[WHAT YOU WILL DO]
Copy all entries without alteration and skip the pictures they hold.
+++ PROVIDED MATERIAL +++
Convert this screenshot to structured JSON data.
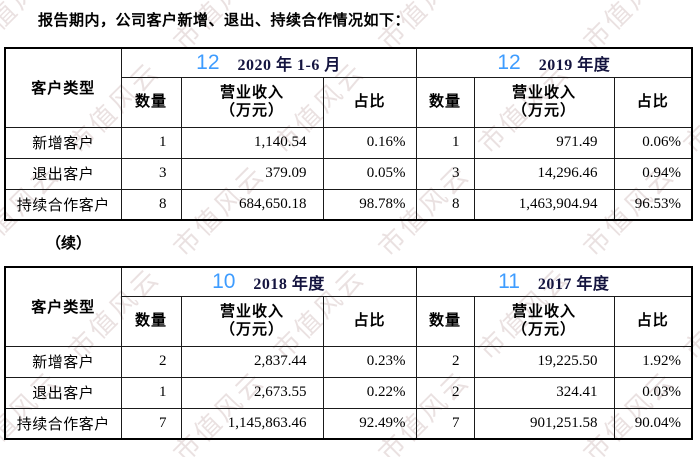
{
  "intro": "报告期内，公司客户新增、退出、持续合作情况如下：",
  "continued_label": "（续）",
  "watermark": {
    "text": "市值风云",
    "color": "#d9c9c9"
  },
  "colors": {
    "badge_blue": "#3e9cff",
    "year_navy": "#14143f",
    "border": "#1a1a1a"
  },
  "column_headers": {
    "row_header": "客户类型",
    "qty": "数量",
    "rev_line1": "营业收入",
    "rev_line2": "（万元）",
    "ratio": "占比"
  },
  "tables": [
    {
      "periods": [
        {
          "badge": "12",
          "title": "2020 年 1-6 月"
        },
        {
          "badge": "12",
          "title": "2019 年度"
        }
      ],
      "rows": [
        {
          "label": "新增客户",
          "cells": [
            [
              "1",
              "1,140.54",
              "0.16%"
            ],
            [
              "1",
              "971.49",
              "0.06%"
            ]
          ]
        },
        {
          "label": "退出客户",
          "cells": [
            [
              "3",
              "379.09",
              "0.05%"
            ],
            [
              "3",
              "14,296.46",
              "0.94%"
            ]
          ]
        },
        {
          "label": "持续合作客户",
          "cells": [
            [
              "8",
              "684,650.18",
              "98.78%"
            ],
            [
              "8",
              "1,463,904.94",
              "96.53%"
            ]
          ]
        }
      ]
    },
    {
      "periods": [
        {
          "badge": "10",
          "title": "2018 年度"
        },
        {
          "badge": "11",
          "title": "2017 年度"
        }
      ],
      "rows": [
        {
          "label": "新增客户",
          "cells": [
            [
              "2",
              "2,837.44",
              "0.23%"
            ],
            [
              "2",
              "19,225.50",
              "1.92%"
            ]
          ]
        },
        {
          "label": "退出客户",
          "cells": [
            [
              "1",
              "2,673.55",
              "0.22%"
            ],
            [
              "2",
              "324.41",
              "0.03%"
            ]
          ]
        },
        {
          "label": "持续合作客户",
          "cells": [
            [
              "7",
              "1,145,863.46",
              "92.49%"
            ],
            [
              "7",
              "901,251.58",
              "90.04%"
            ]
          ]
        }
      ]
    }
  ]
}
+++
[WRITTEN ANSWER]
Convert this screenshot to structured JSON data.
{
  "intro": "报告期内，公司客户新增、退出、持续合作情况如下：",
  "continued_label": "（续）",
  "watermark": {
    "text": "市值风云",
    "color": "#d9c9c9"
  },
  "colors": {
    "badge_blue": "#3e9cff",
    "year_navy": "#14143f",
    "border": "#1a1a1a"
  },
  "column_headers": {
    "row_header": "客户类型",
    "qty": "数量",
    "rev_line1": "营业收入",
    "rev_line2": "（万元）",
    "ratio": "占比"
  },
  "tables": [
    {
      "periods": [
        {
          "badge": "12",
          "title": "2020 年 1-6 月"
        },
        {
          "badge": "12",
          "title": "2019 年度"
        }
      ],
      "rows": [
        {
          "label": "新增客户",
          "cells": [
            [
              "1",
              "1,140.54",
              "0.16%"
            ],
            [
              "1",
              "971.49",
              "0.06%"
            ]
          ]
        },
        {
          "label": "退出客户",
          "cells": [
            [
              "3",
              "379.09",
              "0.05%"
            ],
            [
              "3",
              "14,296.46",
              "0.94%"
            ]
          ]
        },
        {
          "label": "持续合作客户",
          "cells": [
            [
              "8",
              "684,650.18",
              "98.78%"
            ],
            [
              "8",
              "1,463,904.94",
              "96.53%"
            ]
          ]
        }
      ]
    },
    {
      "periods": [
        {
          "badge": "10",
          "title": "2018 年度"
        },
        {
          "badge": "11",
          "title": "2017 年度"
        }
      ],
      "rows": [
        {
          "label": "新增客户",
          "cells": [
            [
              "2",
              "2,837.44",
              "0.23%"
            ],
            [
              "2",
              "19,225.50",
              "1.92%"
            ]
          ]
        },
        {
          "label": "退出客户",
          "cells": [
            [
              "1",
              "2,673.55",
              "0.22%"
            ],
            [
              "2",
              "324.41",
              "0.03%"
            ]
          ]
        },
        {
          "label": "持续合作客户",
          "cells": [
            [
              "7",
              "1,145,863.46",
              "92.49%"
            ],
            [
              "7",
              "901,251.58",
              "90.04%"
            ]
          ]
        }
      ]
    }
  ]
}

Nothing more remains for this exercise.